• [REQUEST]: In the entries below, count every line containing "perpetual". Reply with the number alone.

/---

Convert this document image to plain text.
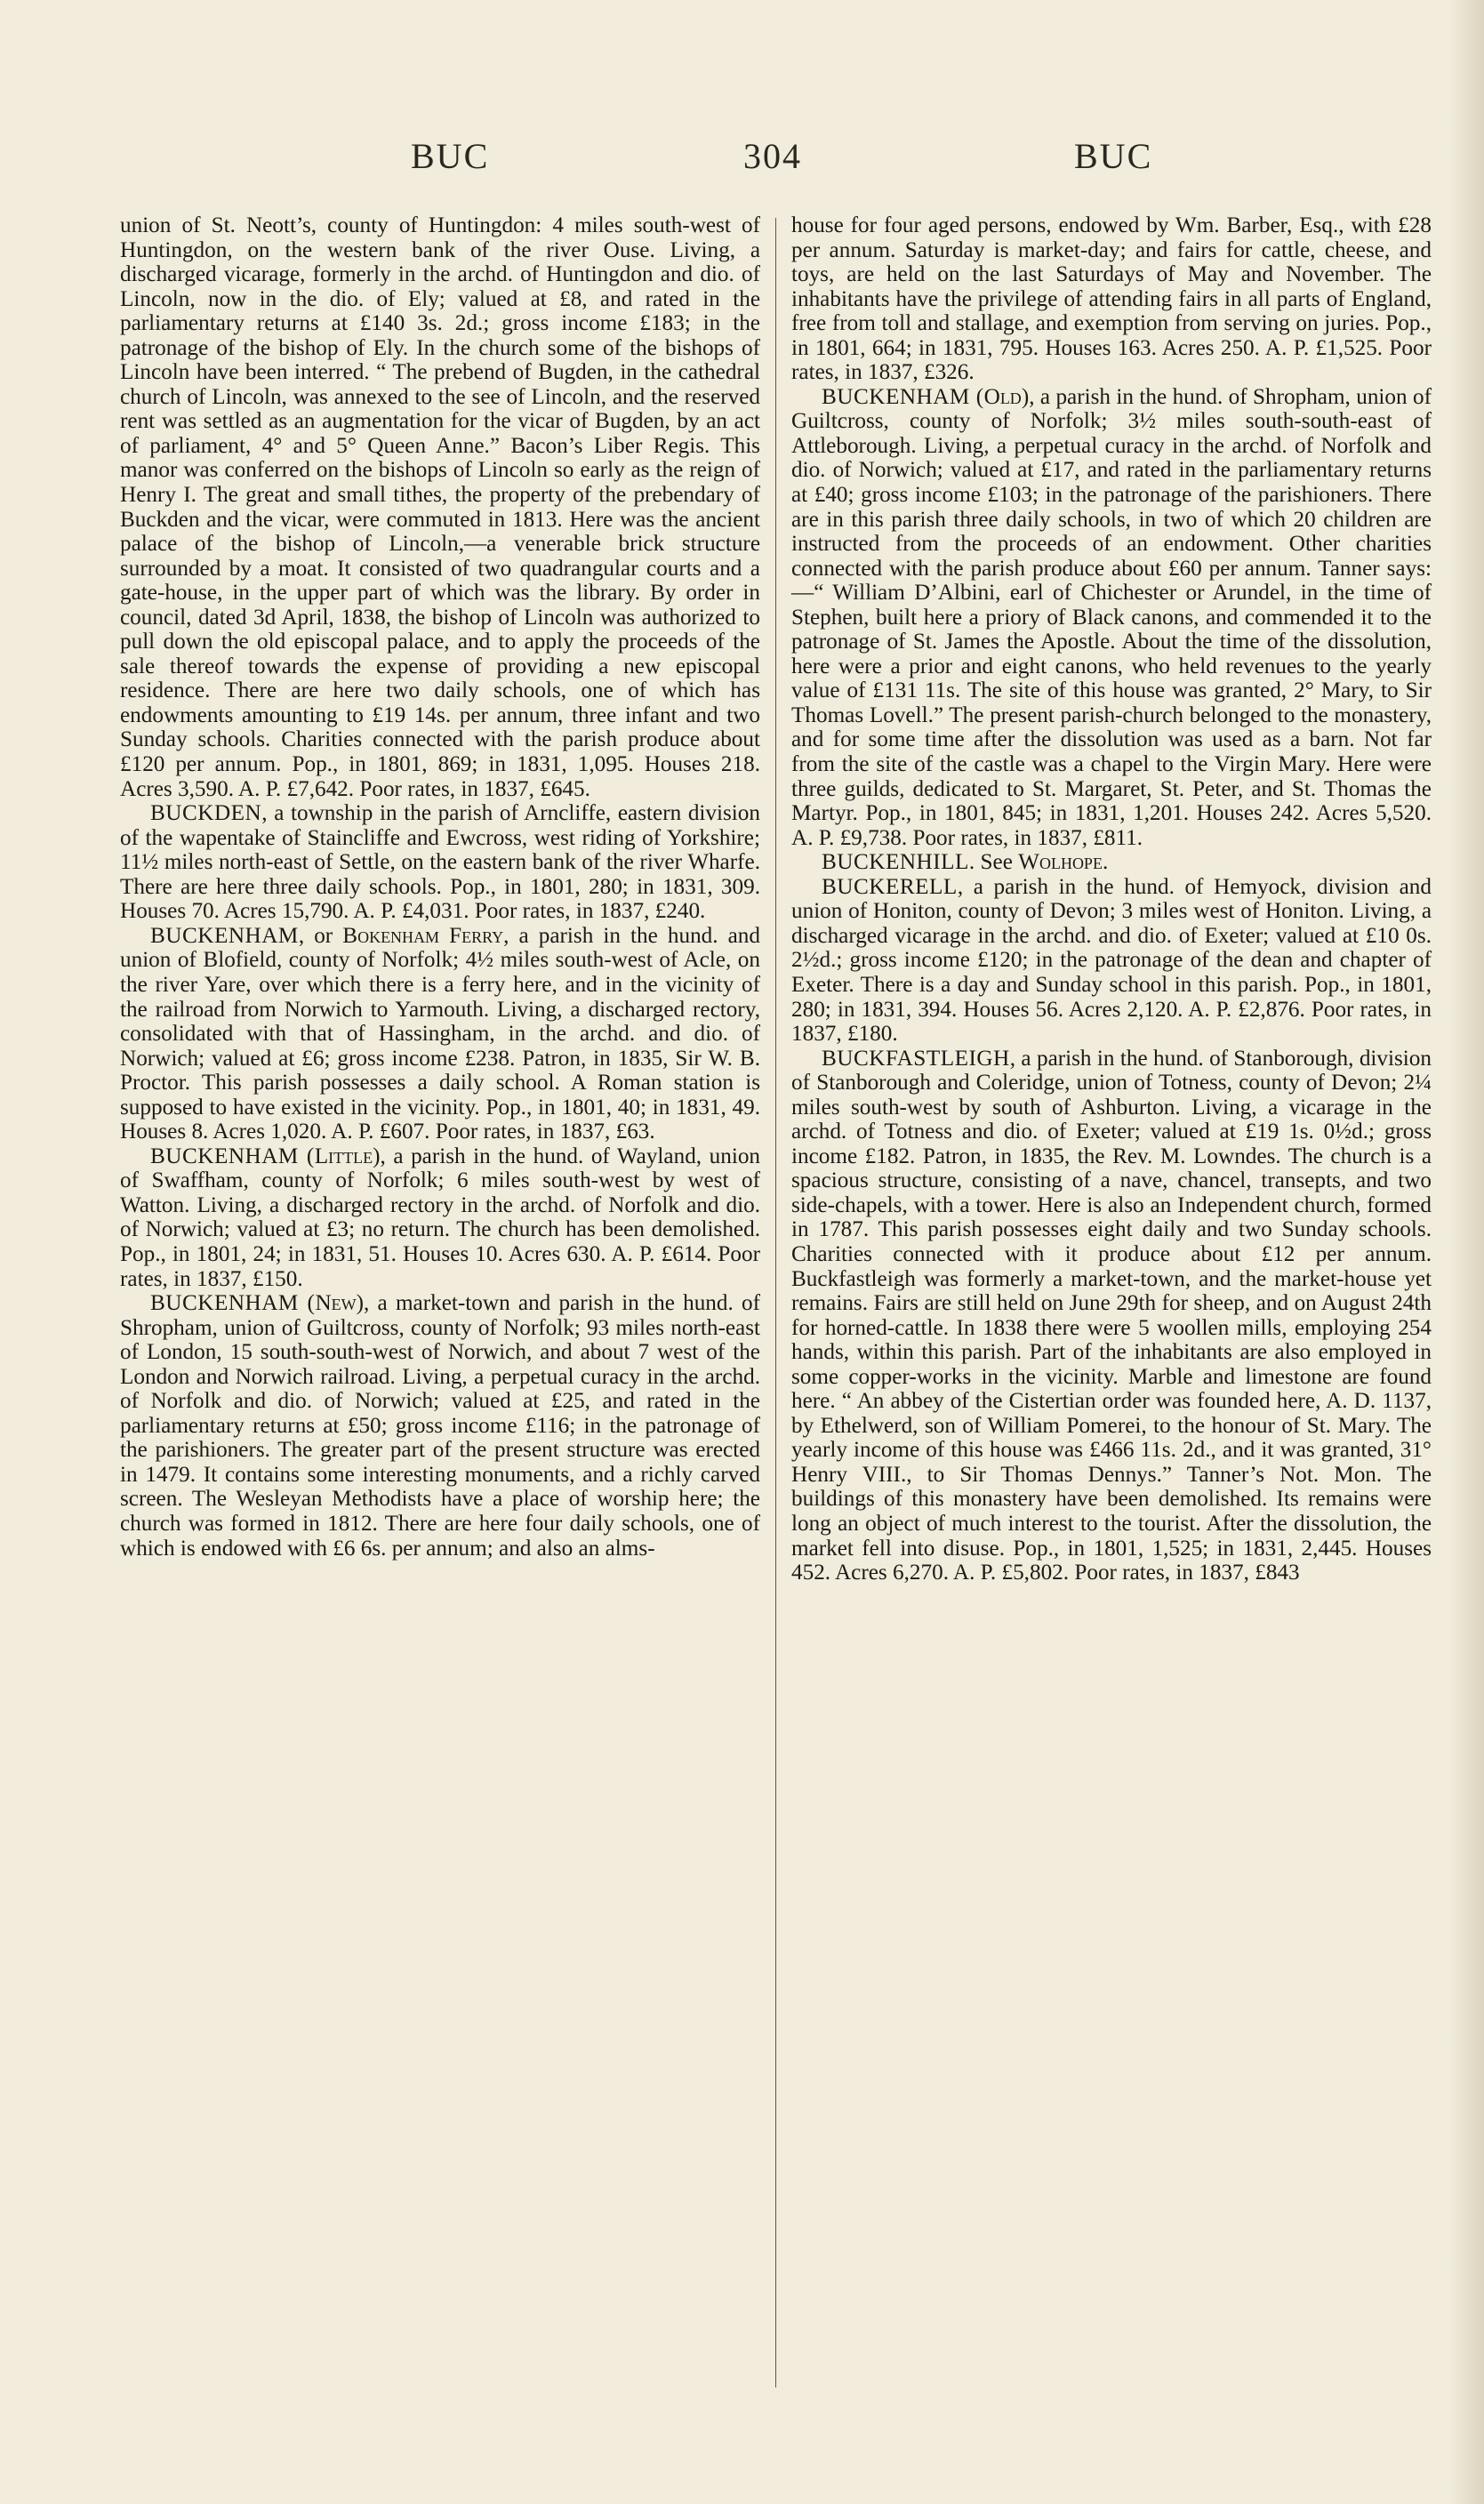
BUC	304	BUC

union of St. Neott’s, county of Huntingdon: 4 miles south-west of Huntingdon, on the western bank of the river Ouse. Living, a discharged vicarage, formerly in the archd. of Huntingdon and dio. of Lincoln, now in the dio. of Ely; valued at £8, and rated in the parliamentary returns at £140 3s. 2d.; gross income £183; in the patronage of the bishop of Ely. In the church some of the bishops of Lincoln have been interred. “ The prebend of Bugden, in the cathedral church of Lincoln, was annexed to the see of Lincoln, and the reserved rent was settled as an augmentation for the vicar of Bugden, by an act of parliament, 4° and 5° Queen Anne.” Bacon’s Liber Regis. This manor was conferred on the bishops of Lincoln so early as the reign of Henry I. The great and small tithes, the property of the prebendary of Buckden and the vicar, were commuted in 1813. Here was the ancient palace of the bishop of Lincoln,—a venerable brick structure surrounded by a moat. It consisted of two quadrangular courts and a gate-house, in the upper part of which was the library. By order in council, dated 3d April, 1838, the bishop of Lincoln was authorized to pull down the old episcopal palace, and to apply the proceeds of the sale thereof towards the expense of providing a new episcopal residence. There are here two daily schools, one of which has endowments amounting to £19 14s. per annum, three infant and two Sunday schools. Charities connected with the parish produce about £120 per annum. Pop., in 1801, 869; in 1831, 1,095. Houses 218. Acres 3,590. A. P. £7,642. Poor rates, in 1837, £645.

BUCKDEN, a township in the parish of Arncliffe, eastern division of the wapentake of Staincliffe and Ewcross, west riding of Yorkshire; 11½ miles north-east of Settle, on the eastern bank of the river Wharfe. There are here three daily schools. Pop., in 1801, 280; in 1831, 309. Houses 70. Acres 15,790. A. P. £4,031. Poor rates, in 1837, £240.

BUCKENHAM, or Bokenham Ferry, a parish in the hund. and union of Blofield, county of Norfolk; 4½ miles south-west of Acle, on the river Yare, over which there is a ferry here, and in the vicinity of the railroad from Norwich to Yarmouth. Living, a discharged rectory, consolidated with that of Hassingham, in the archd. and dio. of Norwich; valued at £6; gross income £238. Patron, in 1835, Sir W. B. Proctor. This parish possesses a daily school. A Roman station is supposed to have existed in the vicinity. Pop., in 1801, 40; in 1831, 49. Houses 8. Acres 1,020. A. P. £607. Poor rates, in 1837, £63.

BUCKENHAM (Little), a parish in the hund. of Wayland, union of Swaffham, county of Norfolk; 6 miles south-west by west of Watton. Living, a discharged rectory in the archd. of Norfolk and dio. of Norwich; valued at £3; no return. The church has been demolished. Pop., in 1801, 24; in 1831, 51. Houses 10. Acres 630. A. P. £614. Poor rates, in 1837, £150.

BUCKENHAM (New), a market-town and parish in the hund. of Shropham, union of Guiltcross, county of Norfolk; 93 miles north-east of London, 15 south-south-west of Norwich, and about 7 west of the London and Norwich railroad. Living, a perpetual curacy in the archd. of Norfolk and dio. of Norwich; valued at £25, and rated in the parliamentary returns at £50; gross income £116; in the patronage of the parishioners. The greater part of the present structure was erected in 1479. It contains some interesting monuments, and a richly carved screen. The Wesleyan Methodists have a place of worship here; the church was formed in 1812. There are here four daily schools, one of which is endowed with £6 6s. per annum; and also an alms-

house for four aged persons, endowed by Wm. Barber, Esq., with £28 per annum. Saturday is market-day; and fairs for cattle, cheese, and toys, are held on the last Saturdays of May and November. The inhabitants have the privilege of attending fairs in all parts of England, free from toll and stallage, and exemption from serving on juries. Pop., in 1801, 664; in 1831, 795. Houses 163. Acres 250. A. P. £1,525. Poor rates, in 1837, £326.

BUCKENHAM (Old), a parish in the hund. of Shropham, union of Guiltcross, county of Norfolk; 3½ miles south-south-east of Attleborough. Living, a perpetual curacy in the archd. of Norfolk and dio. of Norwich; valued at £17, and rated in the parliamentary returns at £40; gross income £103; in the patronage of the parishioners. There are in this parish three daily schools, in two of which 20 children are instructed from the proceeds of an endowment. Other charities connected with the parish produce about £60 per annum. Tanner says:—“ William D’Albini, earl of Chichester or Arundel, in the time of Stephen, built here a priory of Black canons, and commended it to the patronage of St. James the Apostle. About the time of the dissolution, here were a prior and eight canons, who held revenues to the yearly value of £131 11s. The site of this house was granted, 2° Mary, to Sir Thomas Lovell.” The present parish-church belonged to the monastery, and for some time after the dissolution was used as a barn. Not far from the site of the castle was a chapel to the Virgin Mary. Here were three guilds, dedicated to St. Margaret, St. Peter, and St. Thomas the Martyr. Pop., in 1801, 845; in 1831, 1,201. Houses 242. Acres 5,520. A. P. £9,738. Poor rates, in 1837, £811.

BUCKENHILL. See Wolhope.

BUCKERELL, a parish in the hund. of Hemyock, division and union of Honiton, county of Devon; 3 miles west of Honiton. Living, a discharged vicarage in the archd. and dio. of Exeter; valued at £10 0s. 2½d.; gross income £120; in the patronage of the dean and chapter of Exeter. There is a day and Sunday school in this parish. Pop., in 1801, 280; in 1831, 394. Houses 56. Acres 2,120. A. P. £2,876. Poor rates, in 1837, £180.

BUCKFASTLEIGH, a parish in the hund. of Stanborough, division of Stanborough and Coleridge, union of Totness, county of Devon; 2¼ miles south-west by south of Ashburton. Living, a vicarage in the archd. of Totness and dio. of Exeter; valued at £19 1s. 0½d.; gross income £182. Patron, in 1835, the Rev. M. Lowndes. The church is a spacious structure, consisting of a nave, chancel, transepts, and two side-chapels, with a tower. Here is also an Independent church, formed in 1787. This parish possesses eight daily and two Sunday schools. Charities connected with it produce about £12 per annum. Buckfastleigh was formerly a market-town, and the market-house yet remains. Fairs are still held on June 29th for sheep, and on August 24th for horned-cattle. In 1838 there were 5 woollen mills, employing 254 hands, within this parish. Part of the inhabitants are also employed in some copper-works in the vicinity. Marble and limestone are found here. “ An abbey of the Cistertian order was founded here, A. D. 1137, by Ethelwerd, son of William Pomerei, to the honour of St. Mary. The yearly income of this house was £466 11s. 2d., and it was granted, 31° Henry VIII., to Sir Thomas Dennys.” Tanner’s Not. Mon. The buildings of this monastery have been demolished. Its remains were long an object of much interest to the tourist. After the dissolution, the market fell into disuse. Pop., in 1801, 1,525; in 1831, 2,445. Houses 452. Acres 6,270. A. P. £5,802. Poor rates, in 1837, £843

\---

• [THE OUTPUT]: 2